Aim of the exercise:
Tally up the lines carrying the string "data" and respond with only the resulting number.

Provided information:
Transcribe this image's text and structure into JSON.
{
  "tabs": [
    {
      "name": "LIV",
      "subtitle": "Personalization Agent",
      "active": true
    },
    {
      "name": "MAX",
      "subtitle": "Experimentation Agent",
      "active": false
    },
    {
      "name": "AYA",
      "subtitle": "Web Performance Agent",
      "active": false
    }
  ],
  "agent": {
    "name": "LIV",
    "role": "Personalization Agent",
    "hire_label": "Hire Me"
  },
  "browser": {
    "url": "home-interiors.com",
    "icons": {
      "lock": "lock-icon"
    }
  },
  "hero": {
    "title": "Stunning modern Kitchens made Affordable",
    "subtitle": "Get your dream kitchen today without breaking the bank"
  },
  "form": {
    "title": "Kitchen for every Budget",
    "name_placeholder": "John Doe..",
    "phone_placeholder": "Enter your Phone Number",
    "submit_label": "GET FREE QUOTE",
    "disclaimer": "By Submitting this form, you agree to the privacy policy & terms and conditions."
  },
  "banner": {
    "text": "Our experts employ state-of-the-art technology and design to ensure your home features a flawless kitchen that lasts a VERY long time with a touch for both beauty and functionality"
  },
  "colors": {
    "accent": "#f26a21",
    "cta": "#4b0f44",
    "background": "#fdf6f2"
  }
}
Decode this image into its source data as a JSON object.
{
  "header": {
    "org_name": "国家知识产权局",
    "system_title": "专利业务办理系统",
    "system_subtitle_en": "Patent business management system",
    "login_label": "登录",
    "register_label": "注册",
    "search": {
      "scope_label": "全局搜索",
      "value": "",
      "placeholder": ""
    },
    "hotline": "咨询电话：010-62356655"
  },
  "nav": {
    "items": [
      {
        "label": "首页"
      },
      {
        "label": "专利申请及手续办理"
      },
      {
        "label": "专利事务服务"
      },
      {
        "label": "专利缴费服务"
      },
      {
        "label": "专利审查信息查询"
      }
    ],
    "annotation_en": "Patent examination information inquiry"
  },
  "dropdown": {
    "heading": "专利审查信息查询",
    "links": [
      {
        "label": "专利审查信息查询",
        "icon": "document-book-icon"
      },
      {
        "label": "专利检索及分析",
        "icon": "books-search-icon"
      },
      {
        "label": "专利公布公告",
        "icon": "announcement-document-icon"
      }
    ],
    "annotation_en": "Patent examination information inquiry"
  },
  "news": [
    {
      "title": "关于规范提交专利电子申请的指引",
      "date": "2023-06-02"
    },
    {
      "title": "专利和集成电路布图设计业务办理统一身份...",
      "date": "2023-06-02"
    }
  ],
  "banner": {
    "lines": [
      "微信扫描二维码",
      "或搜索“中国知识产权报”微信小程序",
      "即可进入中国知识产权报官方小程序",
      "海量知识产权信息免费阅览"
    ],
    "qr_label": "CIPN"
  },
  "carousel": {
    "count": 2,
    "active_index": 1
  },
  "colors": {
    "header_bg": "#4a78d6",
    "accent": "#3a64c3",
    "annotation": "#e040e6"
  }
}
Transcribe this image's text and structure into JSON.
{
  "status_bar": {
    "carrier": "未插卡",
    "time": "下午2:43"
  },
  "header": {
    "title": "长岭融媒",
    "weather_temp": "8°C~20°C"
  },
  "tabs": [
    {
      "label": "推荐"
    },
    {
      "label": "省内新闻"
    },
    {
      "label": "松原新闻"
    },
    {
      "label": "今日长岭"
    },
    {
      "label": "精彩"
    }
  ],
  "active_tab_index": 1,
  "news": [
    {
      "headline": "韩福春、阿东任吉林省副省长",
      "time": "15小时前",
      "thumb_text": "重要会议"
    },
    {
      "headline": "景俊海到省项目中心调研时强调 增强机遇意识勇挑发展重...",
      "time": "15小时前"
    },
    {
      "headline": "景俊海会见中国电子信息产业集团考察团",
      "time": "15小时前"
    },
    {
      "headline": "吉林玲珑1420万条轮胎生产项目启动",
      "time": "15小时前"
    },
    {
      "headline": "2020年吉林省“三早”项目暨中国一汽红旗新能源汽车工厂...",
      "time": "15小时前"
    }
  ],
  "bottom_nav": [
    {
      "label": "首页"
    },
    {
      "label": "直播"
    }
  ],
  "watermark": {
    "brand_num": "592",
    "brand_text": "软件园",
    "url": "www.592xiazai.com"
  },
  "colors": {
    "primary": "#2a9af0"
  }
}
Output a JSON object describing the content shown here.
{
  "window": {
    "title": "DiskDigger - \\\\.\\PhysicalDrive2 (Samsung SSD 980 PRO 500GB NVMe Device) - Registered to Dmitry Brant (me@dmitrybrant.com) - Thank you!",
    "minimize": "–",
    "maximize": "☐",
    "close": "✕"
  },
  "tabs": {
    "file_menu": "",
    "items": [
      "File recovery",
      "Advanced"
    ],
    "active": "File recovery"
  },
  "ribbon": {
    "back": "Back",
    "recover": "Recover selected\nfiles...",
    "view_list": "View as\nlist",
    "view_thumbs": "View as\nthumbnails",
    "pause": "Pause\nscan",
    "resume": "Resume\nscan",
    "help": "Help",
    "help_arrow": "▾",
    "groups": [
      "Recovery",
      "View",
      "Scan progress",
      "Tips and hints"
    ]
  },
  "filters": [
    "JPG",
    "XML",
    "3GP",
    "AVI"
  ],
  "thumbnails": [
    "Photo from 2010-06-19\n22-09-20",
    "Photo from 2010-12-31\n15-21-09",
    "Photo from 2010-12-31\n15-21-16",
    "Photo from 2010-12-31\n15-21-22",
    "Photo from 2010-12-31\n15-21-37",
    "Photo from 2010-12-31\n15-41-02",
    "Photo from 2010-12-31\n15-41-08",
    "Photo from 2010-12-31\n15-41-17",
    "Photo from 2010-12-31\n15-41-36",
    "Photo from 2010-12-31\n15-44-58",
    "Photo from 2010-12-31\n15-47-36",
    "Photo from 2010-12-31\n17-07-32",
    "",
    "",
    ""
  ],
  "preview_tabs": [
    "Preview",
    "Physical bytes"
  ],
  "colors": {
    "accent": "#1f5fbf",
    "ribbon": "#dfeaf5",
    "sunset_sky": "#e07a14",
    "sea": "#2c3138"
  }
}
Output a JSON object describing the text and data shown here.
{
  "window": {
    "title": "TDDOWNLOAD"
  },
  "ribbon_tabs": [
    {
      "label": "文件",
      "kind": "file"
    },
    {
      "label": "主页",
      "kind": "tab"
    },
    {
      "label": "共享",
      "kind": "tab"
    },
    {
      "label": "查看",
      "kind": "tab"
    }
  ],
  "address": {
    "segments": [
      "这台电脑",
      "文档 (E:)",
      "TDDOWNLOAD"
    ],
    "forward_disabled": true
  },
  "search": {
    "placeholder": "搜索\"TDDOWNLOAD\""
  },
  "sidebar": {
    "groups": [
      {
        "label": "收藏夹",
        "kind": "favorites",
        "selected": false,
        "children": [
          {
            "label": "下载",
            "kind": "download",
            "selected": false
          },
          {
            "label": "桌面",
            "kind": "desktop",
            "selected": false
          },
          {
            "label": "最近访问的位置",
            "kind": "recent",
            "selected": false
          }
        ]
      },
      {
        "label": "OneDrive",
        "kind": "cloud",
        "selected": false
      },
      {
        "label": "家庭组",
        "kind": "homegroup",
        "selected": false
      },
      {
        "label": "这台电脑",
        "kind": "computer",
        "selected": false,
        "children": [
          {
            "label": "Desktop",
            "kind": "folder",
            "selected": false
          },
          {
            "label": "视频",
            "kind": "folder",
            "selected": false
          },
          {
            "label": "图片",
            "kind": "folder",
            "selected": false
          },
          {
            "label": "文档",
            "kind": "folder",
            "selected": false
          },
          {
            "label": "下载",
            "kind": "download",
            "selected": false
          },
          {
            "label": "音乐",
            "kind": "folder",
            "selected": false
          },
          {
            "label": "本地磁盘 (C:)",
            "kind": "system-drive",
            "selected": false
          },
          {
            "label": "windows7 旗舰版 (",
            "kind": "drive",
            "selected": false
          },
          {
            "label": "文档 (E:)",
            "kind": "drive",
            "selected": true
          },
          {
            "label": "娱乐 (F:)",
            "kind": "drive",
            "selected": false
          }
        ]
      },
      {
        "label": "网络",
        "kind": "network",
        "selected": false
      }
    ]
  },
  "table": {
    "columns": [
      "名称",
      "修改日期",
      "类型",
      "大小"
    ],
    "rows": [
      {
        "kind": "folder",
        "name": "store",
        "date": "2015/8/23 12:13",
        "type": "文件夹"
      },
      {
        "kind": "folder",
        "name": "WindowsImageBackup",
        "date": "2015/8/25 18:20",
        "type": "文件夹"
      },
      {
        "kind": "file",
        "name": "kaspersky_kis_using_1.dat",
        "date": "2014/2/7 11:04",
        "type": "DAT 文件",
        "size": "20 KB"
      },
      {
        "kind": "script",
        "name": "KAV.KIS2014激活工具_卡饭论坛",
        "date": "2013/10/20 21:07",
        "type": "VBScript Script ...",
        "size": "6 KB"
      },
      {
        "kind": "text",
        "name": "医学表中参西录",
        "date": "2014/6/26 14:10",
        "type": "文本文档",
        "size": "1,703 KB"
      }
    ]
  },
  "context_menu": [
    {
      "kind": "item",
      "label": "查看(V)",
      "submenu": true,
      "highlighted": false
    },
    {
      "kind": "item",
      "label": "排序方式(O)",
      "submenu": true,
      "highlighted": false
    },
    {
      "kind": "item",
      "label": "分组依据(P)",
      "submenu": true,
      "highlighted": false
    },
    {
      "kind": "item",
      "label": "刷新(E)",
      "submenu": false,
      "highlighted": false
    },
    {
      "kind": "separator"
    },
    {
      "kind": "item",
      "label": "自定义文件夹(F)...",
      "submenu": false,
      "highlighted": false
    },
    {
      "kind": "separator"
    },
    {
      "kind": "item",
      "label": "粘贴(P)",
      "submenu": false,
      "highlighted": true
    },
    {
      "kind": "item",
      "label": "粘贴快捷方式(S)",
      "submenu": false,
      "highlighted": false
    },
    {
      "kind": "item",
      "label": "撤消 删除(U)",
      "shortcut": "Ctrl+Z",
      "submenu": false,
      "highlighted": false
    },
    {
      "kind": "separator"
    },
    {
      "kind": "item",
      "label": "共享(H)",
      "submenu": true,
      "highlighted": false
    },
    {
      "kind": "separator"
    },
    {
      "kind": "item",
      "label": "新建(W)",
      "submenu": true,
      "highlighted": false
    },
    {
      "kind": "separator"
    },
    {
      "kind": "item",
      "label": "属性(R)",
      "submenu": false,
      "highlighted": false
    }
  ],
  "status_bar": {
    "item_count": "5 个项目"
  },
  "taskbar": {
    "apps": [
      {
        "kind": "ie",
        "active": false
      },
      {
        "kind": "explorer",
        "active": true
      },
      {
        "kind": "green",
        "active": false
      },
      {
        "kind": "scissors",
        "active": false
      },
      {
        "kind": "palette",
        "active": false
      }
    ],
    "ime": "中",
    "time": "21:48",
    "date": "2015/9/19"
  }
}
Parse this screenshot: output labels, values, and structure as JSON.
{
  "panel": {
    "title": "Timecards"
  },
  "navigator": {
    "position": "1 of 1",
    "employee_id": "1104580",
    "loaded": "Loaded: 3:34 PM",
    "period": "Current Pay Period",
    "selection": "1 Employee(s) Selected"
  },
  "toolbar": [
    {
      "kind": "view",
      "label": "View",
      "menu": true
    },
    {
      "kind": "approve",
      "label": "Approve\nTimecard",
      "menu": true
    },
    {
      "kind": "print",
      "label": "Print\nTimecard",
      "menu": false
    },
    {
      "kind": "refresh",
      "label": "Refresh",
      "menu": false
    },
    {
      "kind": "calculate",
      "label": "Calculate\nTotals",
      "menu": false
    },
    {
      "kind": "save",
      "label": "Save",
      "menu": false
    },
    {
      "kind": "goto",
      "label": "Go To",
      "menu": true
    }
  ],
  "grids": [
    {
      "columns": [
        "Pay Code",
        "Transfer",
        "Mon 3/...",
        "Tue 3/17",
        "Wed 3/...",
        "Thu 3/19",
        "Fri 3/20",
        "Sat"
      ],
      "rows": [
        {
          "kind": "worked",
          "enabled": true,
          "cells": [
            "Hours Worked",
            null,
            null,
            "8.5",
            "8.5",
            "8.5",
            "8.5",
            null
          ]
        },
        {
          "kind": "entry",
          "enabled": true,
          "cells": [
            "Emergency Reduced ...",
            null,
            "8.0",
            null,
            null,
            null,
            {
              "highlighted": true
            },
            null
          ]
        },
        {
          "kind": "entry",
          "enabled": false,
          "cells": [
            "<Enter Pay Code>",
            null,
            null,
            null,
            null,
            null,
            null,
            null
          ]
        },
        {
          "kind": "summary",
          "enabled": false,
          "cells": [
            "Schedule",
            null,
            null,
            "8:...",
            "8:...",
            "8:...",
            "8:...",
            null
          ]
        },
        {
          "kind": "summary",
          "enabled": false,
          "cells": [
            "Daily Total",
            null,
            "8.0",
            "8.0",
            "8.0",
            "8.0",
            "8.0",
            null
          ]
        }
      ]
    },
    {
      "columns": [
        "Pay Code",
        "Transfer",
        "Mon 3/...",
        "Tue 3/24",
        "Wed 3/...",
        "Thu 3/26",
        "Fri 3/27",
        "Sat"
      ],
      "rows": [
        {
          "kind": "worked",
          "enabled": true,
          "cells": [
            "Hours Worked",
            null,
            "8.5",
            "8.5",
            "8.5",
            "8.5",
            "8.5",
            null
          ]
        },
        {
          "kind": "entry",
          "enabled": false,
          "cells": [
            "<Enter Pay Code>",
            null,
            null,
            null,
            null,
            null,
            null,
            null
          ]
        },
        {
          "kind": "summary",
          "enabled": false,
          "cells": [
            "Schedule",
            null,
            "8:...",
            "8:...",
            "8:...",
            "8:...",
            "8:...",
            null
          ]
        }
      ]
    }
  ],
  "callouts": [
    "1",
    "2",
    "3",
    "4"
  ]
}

Exercise solution:
2